Tujuan.
Lanjutkan berita tentang putusan banding Pengadilan Tinggi Padang dalam kasus pengrusakan hutan di Air Bangis, dimulai setelah kalimat terakhir yang ditampilkan.
=== Cuplikan halaman ===
DEK
Laporan Sarah Azmi
Padang, sumbarsatu.com—Pengadilan Tinggi (PT) Padang telah memutus banding kasus tindak pidana pengrusakan hutan dengan terpidana Robi Niko Padang dan Timbul Hasibuan masyarakat Jorong Pigogah Patibubur, Nagari Air Bangis, Kecamatan Sungai Beremas, Kabupaten Pasaman Barat Sabtu (3/2/2024).
Menurut Fadil, Koordinator Advokasi Perhimpunan Bantuan Hukum dan HAM (PBHI) Wilayah Sumatera Barat, putusan PT jauh dari rasa keadilan bagi masyarakat.
“Meskipun Pengadilan Tinggi Padang telah memutus banding menjadi 8 bulan dari tuntutan JPU 4 tahun, bagi masyarakat Air Bangis Jorong Pigogah belum ada keadilan yang bisa mereka rayakan, sebab masyarakat tidak bersalah,” kata Fadli.
Ia jelaskan, masyarakat tidak bersalah karena ada dokumen-dokumen yang menjelaskan masyarakat telah lama hidup di wilayah tersebut, sejak 1943. Kemudian, sangat disayangkan Pengadilan Tinggi (PT) juga mengabaikan surat dari Komnas HAM terkait penyelesaian konflik agraria di Nagari Air Bangis dengan pendekatan dialogis secara restorative justice.
Selain itu, ada oknum aparat penegak hukum yang tebang pilih dalam menindak masyarakat yang membeli buah kelapa sawit kepada masyarakat Jorong Pigogah Patibubur. Masyarakat yang menjual sawit ke peron HTR tidak pernah diproses oleh aparat penegak hukum, bahkan mereka meminta masyarakat menjual ke peron tersebut.
“Sementara pembeli selain peron ATR dikenakan tidakpidana. Ini lah yang menimpa Timbul Hasibuan dan Robi Niko Padang,” jelasnya.
Sebelumnya PBH) wilayah Sumatera Barat menyayangkan tuntutan jaksa penuntut umum (JPU) kepada Niko dan Timbul dalam sidang di Pengadilan Negeri Padang, mereka dituntut hukuman maksimal 4 tahun penjara, sedangkan dalam kasus yang sama 4 orang masyarakat Air Bangis dinyatakan lepas oleh Pengadilan Negeri Pasaman Barat.
Pada putusan tingkat pertama Robi Niko Padang dan Timbul Hasibuan divonis 10 (sepuluh) bulan penjara, berdasarkan hasil banding, hukuman Robi Niko Padang dan Timbul Hasibuan menjadi delapa) bulan.
=== Data ===
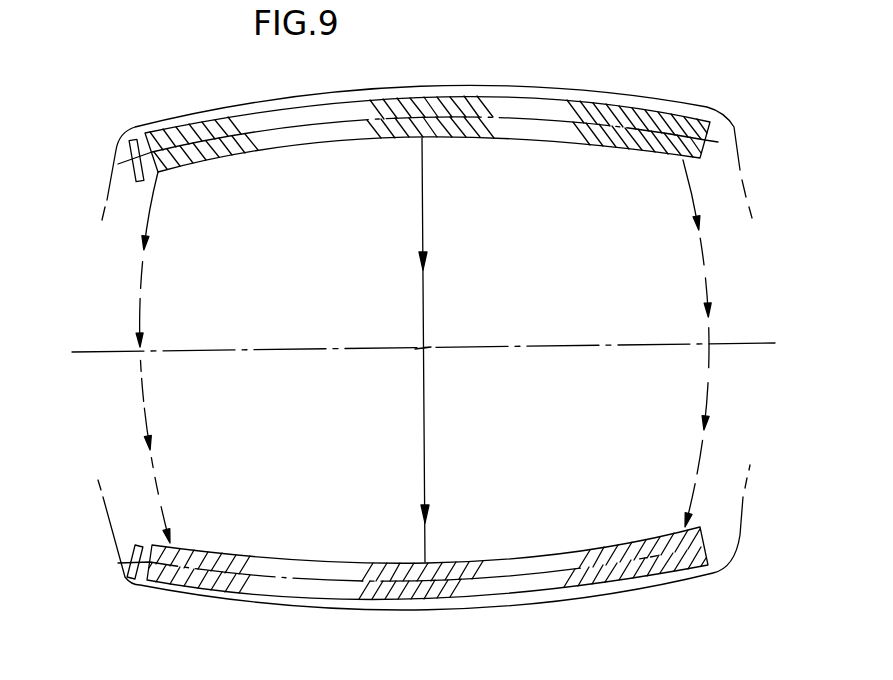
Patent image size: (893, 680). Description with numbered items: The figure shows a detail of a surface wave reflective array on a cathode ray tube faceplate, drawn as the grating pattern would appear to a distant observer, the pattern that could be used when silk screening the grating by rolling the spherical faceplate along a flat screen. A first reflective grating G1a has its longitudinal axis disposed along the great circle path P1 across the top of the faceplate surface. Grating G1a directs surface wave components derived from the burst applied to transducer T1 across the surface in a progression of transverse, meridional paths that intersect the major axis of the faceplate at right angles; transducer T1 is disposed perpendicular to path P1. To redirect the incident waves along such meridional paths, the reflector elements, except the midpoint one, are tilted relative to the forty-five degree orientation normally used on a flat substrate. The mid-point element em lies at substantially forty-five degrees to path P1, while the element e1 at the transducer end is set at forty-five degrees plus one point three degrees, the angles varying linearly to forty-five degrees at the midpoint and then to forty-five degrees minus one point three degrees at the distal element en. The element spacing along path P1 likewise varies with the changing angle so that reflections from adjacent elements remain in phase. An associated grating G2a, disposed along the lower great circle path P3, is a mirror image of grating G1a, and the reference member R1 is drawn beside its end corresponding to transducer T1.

The first reflective grating G1a is at (202, 119).
The associated grating G2a is at (273, 586).
The transducer T1 is at (118, 164).
The lower reference member R1 is at (118, 563).
The great circle path P1 is at (527, 118).
The path P3 is at (537, 576).
The first element segment (45°, 1.3°) e1 is at (203, 157).
The mid-point element em is at (407, 139).
The last element segment (45°-1.3°) en is at (670, 151).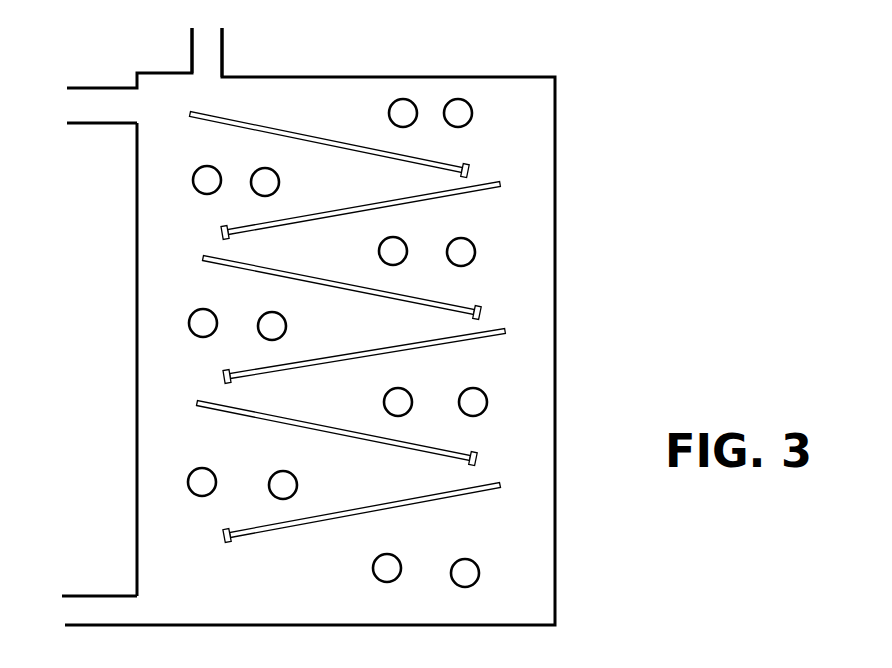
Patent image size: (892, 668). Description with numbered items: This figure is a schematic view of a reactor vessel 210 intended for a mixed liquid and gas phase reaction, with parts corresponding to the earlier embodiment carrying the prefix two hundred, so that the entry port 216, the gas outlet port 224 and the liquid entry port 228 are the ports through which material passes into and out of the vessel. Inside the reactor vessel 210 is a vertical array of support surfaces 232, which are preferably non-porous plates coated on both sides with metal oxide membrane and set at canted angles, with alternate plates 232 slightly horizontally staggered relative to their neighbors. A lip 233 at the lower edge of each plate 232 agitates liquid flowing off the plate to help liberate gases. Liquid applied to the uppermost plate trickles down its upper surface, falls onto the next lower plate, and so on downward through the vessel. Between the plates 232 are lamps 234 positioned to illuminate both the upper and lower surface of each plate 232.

The reactor vessel 210 is at (131, 399).
The inlet 216 is at (100, 85).
The upper port 224 is at (190, 50).
The outlet 228 is at (90, 590).
The support surfaces 232 is at (413, 295).
The lip 233 is at (475, 169).
The lamps 234 is at (260, 310).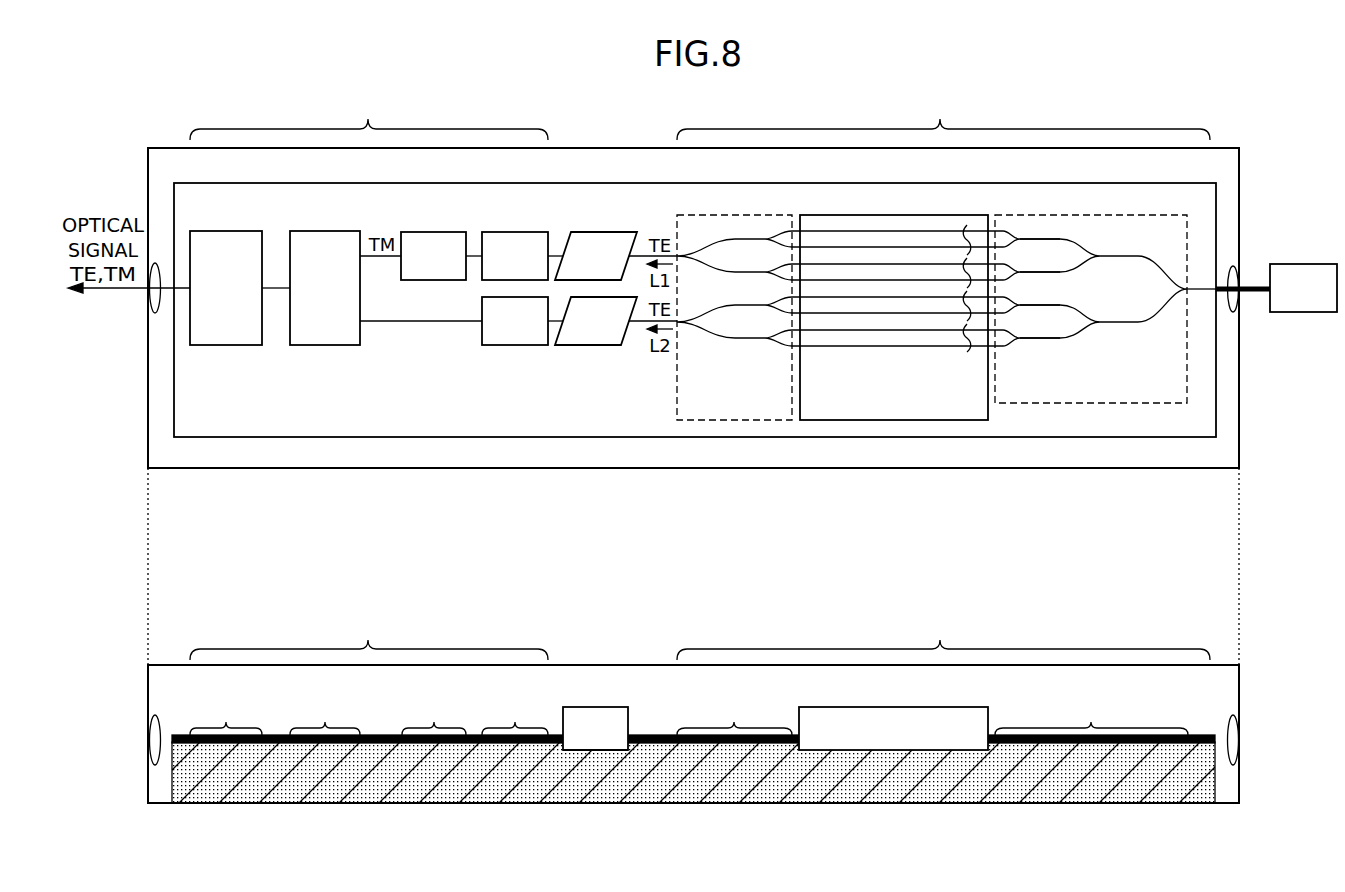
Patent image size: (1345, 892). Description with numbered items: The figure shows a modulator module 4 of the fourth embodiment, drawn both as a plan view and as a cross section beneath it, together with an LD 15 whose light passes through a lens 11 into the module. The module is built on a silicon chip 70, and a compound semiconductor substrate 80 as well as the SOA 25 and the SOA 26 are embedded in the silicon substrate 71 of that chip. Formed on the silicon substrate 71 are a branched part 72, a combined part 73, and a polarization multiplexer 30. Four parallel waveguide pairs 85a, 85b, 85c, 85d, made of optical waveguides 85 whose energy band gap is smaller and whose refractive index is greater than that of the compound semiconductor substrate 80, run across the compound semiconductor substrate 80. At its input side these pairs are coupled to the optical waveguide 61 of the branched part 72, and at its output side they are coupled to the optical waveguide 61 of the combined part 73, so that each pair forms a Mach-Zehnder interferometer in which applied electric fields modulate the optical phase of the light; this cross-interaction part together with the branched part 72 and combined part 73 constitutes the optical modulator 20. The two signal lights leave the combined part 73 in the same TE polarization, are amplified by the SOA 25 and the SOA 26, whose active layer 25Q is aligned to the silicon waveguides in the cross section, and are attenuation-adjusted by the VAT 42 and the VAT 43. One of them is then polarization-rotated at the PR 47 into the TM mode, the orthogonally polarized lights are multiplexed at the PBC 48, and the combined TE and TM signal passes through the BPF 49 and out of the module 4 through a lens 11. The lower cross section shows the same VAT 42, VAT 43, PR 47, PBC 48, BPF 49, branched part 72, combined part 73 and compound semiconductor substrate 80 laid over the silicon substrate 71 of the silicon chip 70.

The modulator module 4 is at (1216, 150).
The lens 11 is at (1238, 302).
The laser diode (LD) 15 is at (1300, 264).
The optical modulator 20 is at (943, 377).
The SOA 25 is at (603, 232).
The active layer 25Q is at (597, 750).
The SOA 26 is at (590, 345).
The polarization multiplexer 30 is at (369, 389).
The VAT 42 is at (518, 232).
The VAT 43 is at (520, 345).
The PR 47 is at (437, 232).
The PBC 48 is at (328, 231).
The BPF 49 is at (228, 231).
The optical waveguide 61 is at (178, 280).
The silicon chip 70 is at (1093, 183).
The silicon substrate 71 is at (1207, 387).
The branched part 72 is at (1125, 215).
The combined part 73 is at (752, 215).
The compound semiconductor substrate 80 is at (925, 215).
The optical waveguides 85 is at (850, 740).
The parallel waveguide pair 85a is at (1005, 249).
The parallel waveguide pair 85b is at (1005, 282).
The parallel waveguide pair 85c is at (1005, 315).
The parallel waveguide pair 85d is at (1005, 348).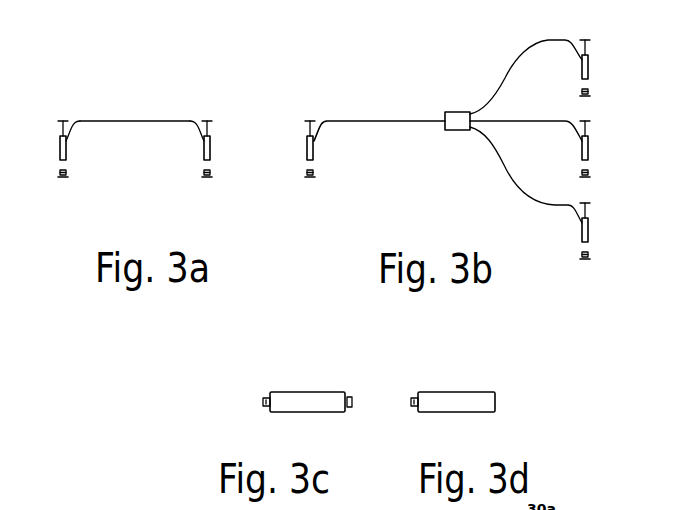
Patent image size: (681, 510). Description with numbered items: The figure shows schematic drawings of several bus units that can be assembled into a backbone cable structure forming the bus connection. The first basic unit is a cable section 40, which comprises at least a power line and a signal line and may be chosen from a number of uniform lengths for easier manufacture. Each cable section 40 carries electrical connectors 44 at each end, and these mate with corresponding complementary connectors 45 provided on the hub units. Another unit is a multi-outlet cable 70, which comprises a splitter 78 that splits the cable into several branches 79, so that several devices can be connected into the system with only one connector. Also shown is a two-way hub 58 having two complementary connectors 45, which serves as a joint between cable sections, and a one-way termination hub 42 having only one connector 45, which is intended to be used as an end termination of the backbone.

In FIG. 3A, the cable section 40 is at (159, 108).
In FIG. 3A, the electrical connector 44 is at (60, 131).
In FIG. 3B, the electrical connector 44 is at (596, 62).
In FIG. 3A, the complementary connector 45 is at (60, 171).
In FIG. 3B, the complementary connector 45 is at (594, 92).
In FIG. 3C, the complementary connector 45 is at (263, 401).
In FIG. 3B, the multi-outlet cable 70 is at (401, 105).
In FIG. 3B, the splitter 78 is at (456, 111).
In FIG. 3B, the branch 79 is at (505, 78).
In FIG. 3C, the two-way hub 58 is at (340, 372).
In FIG. 3D, the termination hub 42 is at (454, 372).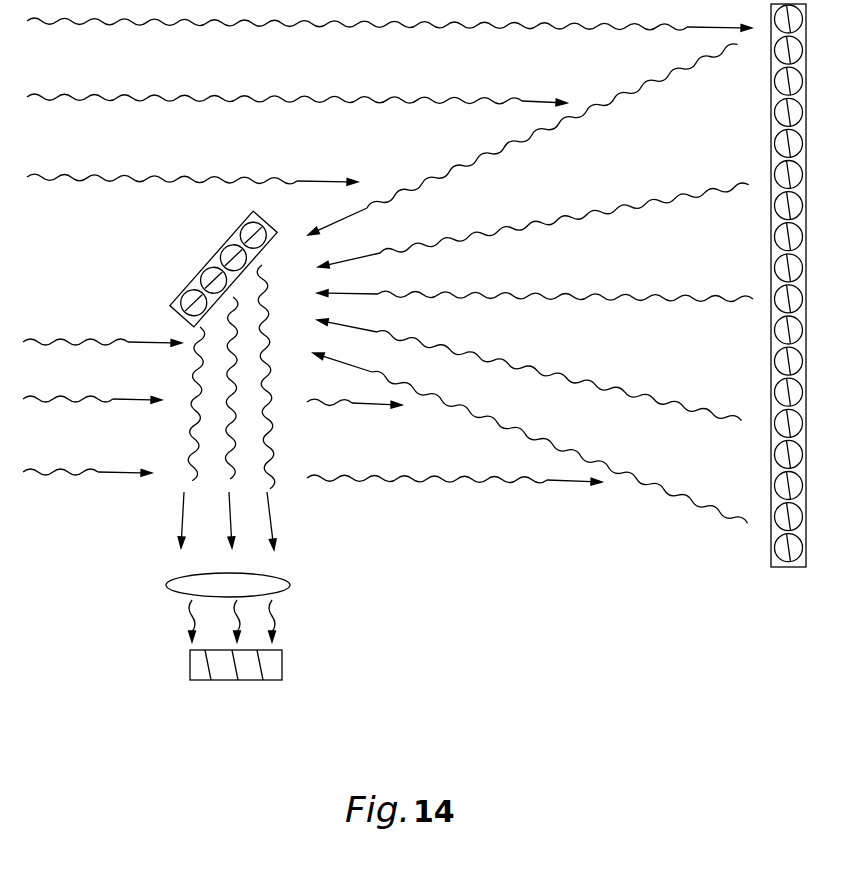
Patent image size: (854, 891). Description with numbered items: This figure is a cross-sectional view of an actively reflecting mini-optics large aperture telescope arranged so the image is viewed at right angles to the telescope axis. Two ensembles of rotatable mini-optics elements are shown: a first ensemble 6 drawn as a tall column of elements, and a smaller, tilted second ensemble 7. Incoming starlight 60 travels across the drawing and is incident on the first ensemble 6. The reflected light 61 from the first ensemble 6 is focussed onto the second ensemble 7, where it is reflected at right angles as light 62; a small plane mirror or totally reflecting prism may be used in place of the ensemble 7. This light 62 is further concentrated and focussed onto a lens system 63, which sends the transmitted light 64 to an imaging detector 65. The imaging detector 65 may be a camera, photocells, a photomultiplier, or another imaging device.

The first mini-optics ensemble 6 is at (760, 120).
The second mini-optics ensemble 7 is at (196, 258).
The starlight 60 is at (133, 103).
The reflected light 61 is at (580, 218).
The right-angle reflected light 62 is at (234, 433).
The lens system 63 is at (257, 585).
The transmitted light 64 is at (187, 624).
The imaging detector 65 is at (283, 668).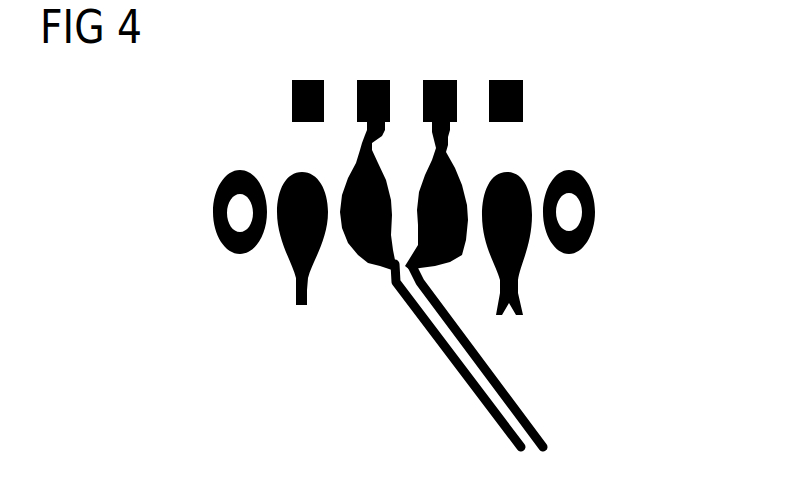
===
Jawaban.
Terkait dengan perkara ini, PBHI wilayah Sumatera Barat menilai, putusan PT Padang masih jauh dari rasa keadilan, sebab Robi Niko Padang dan Timbul Hasibuan bukanlah pelaku tindak pidana kehutanan.
“Berdasarkan fakta persidangan diketahui terjadi konflik agraria yang sampai saat ini tidak pernah terselesaikan dengan memenuhi rasa keadilan bagi masyarakat. Dari fakta persidangan juga diketahui masyarakat telah menggarap tanah mereka secara turun temurun sejak tahun 1943,” sebut Fadli.
Kemudian, PT Padang tidak mempertimbangkan fakta bahwa pengukuhan kawasan hutan tidak dijalankan sebagaimana mestinya yaitu melalui empat proses tahapan di antaranya, penunjukan kawasan hutan, penataan batas kawasan hutan, pemetaan kawasan hutan dan penetapan kawasan hutan.
Salah satu bagian dari penataan batas kawasan hutan adalah penyelesaian hak-hak masyarakat yang berada dalam kawasan hutan, dan hal ini tidak pernah diselesaikan oleh Kementrian sampai saat ini. Berdasarkan ke Pasal 19 ayat (3) huruf Peraturan Pemerintah Republik Indonesia Nomor 23 Tahun 2021 Tentang Penyelenggaraan Kehutanan yang berbunyi : “ Penyelesaian hak-hak pihak ketiga sebagaimana dimaksud pada ayat (2) huruf d yang berada di dalam Kawasan Hutan diselesaikan melalui Penataan Kawasan Hutan dalam rangka Pengukuhan Kawasan Hutan”.
Sangat jelas Majelis Hakim tidak mempertimbangkan kerja dari panitia tata batas kawasan hutan yaitu pada Pasal 19 ayat (2) huruf d yang berbunyi : “inventarisasi dan penyelesaian hak-hak pihak ketiga yang berada di sepanjang Trayek Batas Kawasan Hutan”.
Selanjutnya masyarakat Jorong Pigogah Patibubur, Nagari Air Bangis tidak pernah dilibatkan dalam sosialisasi kawasan hutan yang mana hal ini menjadi bagian terpenting dalam penetapan kawasan hutan.
Putusan Pengadilan Tinggi (PT) Padang tidak mempertimbangkan Surat Komisi Nasional Hak Asasi Manusia Republik Indonesia Perwakilan Provinsi Sumatera Barat Nomor: 171/PM.00.00/3.5.2/VIII/2022 perihal Hasil Diskusi Penjajakan Penyelesaian Permasalahan di Nagari Air Bangis, tertanggal 24 Agustus 2022 yang berisi tentang penyelesaian konflik agraria di Nagari Air Bangis dengan pendekatan dialogis secara restorative justice.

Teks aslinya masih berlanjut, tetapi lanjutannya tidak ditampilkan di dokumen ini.